Short exercise:
Exactly reproduce the lines that follow.

Provided material:

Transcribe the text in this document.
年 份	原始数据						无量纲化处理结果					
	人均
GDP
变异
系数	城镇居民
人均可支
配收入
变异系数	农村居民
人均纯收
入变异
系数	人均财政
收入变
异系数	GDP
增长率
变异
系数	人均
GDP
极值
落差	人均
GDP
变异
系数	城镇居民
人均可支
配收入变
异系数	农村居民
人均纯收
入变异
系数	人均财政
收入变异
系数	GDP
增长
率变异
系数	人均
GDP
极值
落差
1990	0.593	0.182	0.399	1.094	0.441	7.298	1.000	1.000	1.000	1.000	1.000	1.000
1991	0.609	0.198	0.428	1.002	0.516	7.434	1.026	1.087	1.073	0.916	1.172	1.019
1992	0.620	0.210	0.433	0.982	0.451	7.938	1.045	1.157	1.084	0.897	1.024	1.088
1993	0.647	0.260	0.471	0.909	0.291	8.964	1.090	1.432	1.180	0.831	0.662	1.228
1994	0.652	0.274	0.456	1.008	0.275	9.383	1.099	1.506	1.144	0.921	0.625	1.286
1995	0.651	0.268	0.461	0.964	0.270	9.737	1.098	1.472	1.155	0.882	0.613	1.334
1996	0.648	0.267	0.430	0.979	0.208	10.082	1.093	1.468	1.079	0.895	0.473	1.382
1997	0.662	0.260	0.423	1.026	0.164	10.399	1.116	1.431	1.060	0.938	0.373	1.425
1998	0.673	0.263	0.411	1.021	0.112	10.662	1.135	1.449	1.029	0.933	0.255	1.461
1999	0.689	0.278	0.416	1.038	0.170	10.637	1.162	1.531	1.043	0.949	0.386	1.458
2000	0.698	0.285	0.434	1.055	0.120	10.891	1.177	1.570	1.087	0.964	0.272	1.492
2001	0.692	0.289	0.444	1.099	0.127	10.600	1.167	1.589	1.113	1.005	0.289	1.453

Exercise answer:
Transcribe the text in this document.
年 份	原始数据						无量纲化处理结果					
	人均
GDP
变异
系数	城镇居民
人均可支
配收入
变异系数	农村居民
人均纯收
入变异
系数	人均财政
收入变
异系数	GDP
增长率
变异
系数	人均
GDP
极值
落差	人均
GDP
变异
系数	城镇居民
人均可支
配收入变
异系数	农村居民
人均纯收
入变异
系数	人均财政
收入变异
系数	GDP
增长
率变异
系数	人均
GDP
极值
落差
1990	0.593	0.182	0.399	1.094	0.441	7.298	1.000	1.000	1.000	1.000	1.000	1.000
1991	0.609	0.198	0.428	1.002	0.516	7.434	1.026	1.087	1.073	0.916	1.172	1.019
1992	0.620	0.210	0.433	0.982	0.451	7.938	1.045	1.157	1.084	0.897	1.024	1.088
1993	0.647	0.260	0.471	0.909	0.291	8.964	1.090	1.432	1.180	0.831	0.662	1.228
1994	0.652	0.274	0.456	1.008	0.275	9.383	1.099	1.506	1.144	0.921	0.625	1.286
1995	0.651	0.268	0.461	0.964	0.270	9.737	1.098	1.472	1.155	0.882	0.613	1.334
1996	0.648	0.267	0.430	0.979	0.208	10.082	1.093	1.468	1.079	0.895	0.473	1.382
1997	0.662	0.260	0.423	1.026	0.164	10.399	1.116	1.431	1.060	0.938	0.373	1.425
1998	0.673	0.263	0.411	1.021	0.112	10.662	1.135	1.449	1.029	0.933	0.255	1.461
1999	0.689	0.278	0.416	1.038	0.170	10.637	1.162	1.531	1.043	0.949	0.386	1.458
2000	0.698	0.285	0.434	1.055	0.120	10.891	1.177	1.570	1.087	0.964	0.272	1.492
2001	0.692	0.289	0.444	1.099	0.127	10.600	1.167	1.589	1.113	1.005	0.289	1.453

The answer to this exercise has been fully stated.